(Required task): Transcribe the full listing exactly, and drop every picture.

----

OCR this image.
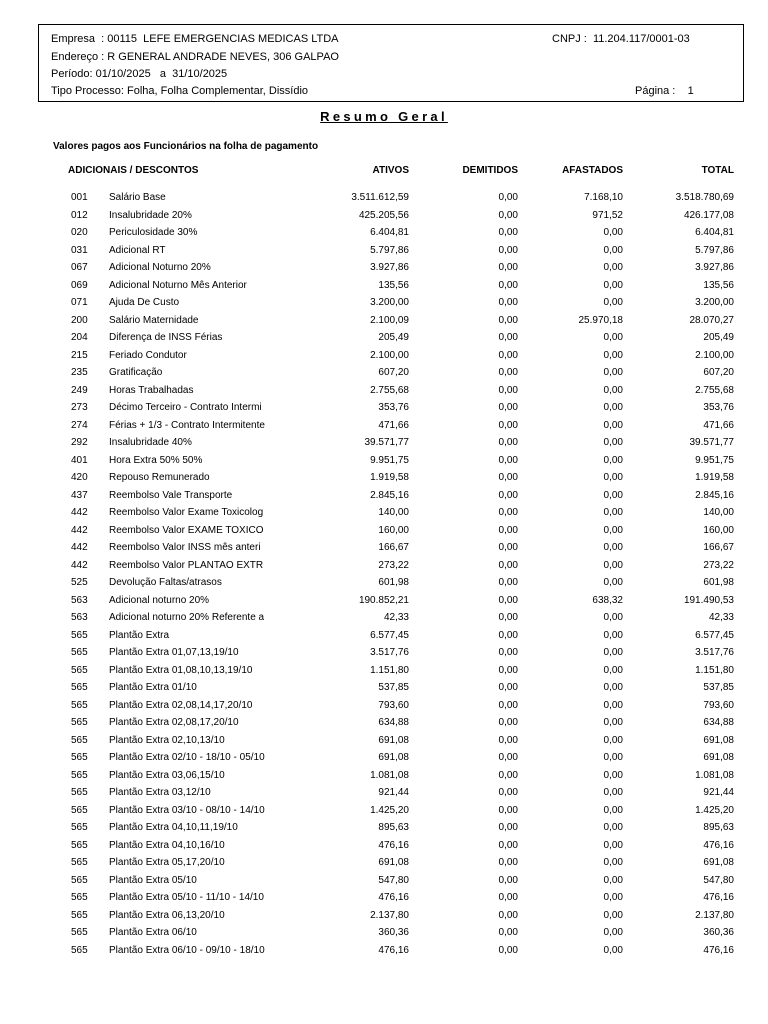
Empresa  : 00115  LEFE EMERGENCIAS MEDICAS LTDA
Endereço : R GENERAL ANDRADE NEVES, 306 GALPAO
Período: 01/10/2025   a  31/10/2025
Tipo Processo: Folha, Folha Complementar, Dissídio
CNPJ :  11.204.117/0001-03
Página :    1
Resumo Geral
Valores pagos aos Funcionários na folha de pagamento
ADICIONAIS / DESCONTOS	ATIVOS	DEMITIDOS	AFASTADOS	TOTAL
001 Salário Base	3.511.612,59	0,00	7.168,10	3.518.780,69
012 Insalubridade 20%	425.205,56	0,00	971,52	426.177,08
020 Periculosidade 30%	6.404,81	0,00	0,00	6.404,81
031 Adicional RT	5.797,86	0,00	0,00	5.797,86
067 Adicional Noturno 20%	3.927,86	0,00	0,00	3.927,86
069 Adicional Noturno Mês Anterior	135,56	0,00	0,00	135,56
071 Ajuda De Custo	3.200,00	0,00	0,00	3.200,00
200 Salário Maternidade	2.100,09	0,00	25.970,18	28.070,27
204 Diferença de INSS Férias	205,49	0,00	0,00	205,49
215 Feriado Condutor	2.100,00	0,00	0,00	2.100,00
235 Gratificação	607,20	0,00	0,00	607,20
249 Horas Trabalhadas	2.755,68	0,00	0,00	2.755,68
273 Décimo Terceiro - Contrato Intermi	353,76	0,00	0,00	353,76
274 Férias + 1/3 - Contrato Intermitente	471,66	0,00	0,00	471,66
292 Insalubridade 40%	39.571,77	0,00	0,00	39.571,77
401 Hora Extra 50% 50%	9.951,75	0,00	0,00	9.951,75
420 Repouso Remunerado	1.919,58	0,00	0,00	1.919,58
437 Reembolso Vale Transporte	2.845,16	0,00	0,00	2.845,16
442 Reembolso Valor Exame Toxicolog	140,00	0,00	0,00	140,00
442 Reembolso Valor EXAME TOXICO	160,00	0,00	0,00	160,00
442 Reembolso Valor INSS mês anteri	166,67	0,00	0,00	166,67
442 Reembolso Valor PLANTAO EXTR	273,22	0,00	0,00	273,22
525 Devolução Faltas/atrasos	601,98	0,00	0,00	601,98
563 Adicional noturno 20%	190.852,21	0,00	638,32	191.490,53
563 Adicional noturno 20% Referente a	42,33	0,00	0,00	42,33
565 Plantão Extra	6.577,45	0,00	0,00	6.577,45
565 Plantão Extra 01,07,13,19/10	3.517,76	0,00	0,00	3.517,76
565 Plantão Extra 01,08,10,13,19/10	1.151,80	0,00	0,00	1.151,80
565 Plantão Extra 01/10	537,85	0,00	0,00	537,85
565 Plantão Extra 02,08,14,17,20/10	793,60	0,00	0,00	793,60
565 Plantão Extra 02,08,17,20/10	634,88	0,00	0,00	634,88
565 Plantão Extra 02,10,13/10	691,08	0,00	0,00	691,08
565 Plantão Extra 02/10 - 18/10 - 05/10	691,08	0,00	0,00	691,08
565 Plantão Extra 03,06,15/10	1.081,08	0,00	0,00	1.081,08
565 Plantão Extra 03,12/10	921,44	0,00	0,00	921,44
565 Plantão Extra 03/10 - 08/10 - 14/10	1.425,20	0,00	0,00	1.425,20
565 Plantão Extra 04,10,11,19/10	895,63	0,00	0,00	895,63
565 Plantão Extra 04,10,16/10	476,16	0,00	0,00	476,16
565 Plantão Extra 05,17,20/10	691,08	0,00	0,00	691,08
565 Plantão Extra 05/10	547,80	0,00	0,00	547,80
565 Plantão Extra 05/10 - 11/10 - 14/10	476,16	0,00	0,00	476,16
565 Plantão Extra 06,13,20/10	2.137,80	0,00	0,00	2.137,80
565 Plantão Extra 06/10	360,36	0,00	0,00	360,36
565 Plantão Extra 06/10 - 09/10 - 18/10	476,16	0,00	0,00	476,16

----

(Written response):
OCR this image.
Empresa  : 00115  LEFE EMERGENCIAS MEDICAS LTDA
Endereço : R GENERAL ANDRADE NEVES, 306 GALPAO
Período: 01/10/2025   a  31/10/2025
Tipo Processo: Folha, Folha Complementar, Dissídio
CNPJ :  11.204.117/0001-03
Página :    1
Resumo Geral
Valores pagos aos Funcionários na folha de pagamento
ADICIONAIS / DESCONTOS	ATIVOS	DEMITIDOS	AFASTADOS	TOTAL
001 Salário Base	3.511.612,59	0,00	7.168,10	3.518.780,69
012 Insalubridade 20%	425.205,56	0,00	971,52	426.177,08
020 Periculosidade 30%	6.404,81	0,00	0,00	6.404,81
031 Adicional RT	5.797,86	0,00	0,00	5.797,86
067 Adicional Noturno 20%	3.927,86	0,00	0,00	3.927,86
069 Adicional Noturno Mês Anterior	135,56	0,00	0,00	135,56
071 Ajuda De Custo	3.200,00	0,00	0,00	3.200,00
200 Salário Maternidade	2.100,09	0,00	25.970,18	28.070,27
204 Diferença de INSS Férias	205,49	0,00	0,00	205,49
215 Feriado Condutor	2.100,00	0,00	0,00	2.100,00
235 Gratificação	607,20	0,00	0,00	607,20
249 Horas Trabalhadas	2.755,68	0,00	0,00	2.755,68
273 Décimo Terceiro - Contrato Intermi	353,76	0,00	0,00	353,76
274 Férias + 1/3 - Contrato Intermitente	471,66	0,00	0,00	471,66
292 Insalubridade 40%	39.571,77	0,00	0,00	39.571,77
401 Hora Extra 50% 50%	9.951,75	0,00	0,00	9.951,75
420 Repouso Remunerado	1.919,58	0,00	0,00	1.919,58
437 Reembolso Vale Transporte	2.845,16	0,00	0,00	2.845,16
442 Reembolso Valor Exame Toxicolog	140,00	0,00	0,00	140,00
442 Reembolso Valor EXAME TOXICO	160,00	0,00	0,00	160,00
442 Reembolso Valor INSS mês anteri	166,67	0,00	0,00	166,67
442 Reembolso Valor PLANTAO EXTR	273,22	0,00	0,00	273,22
525 Devolução Faltas/atrasos	601,98	0,00	0,00	601,98
563 Adicional noturno 20%	190.852,21	0,00	638,32	191.490,53
563 Adicional noturno 20% Referente a	42,33	0,00	0,00	42,33
565 Plantão Extra	6.577,45	0,00	0,00	6.577,45
565 Plantão Extra 01,07,13,19/10	3.517,76	0,00	0,00	3.517,76
565 Plantão Extra 01,08,10,13,19/10	1.151,80	0,00	0,00	1.151,80
565 Plantão Extra 01/10	537,85	0,00	0,00	537,85
565 Plantão Extra 02,08,14,17,20/10	793,60	0,00	0,00	793,60
565 Plantão Extra 02,08,17,20/10	634,88	0,00	0,00	634,88
565 Plantão Extra 02,10,13/10	691,08	0,00	0,00	691,08
565 Plantão Extra 02/10 - 18/10 - 05/10	691,08	0,00	0,00	691,08
565 Plantão Extra 03,06,15/10	1.081,08	0,00	0,00	1.081,08
565 Plantão Extra 03,12/10	921,44	0,00	0,00	921,44
565 Plantão Extra 03/10 - 08/10 - 14/10	1.425,20	0,00	0,00	1.425,20
565 Plantão Extra 04,10,11,19/10	895,63	0,00	0,00	895,63
565 Plantão Extra 04,10,16/10	476,16	0,00	0,00	476,16
565 Plantão Extra 05,17,20/10	691,08	0,00	0,00	691,08
565 Plantão Extra 05/10	547,80	0,00	0,00	547,80
565 Plantão Extra 05/10 - 11/10 - 14/10	476,16	0,00	0,00	476,16
565 Plantão Extra 06,13,20/10	2.137,80	0,00	0,00	2.137,80
565 Plantão Extra 06/10	360,36	0,00	0,00	360,36
565 Plantão Extra 06/10 - 09/10 - 18/10	476,16	0,00	0,00	476,16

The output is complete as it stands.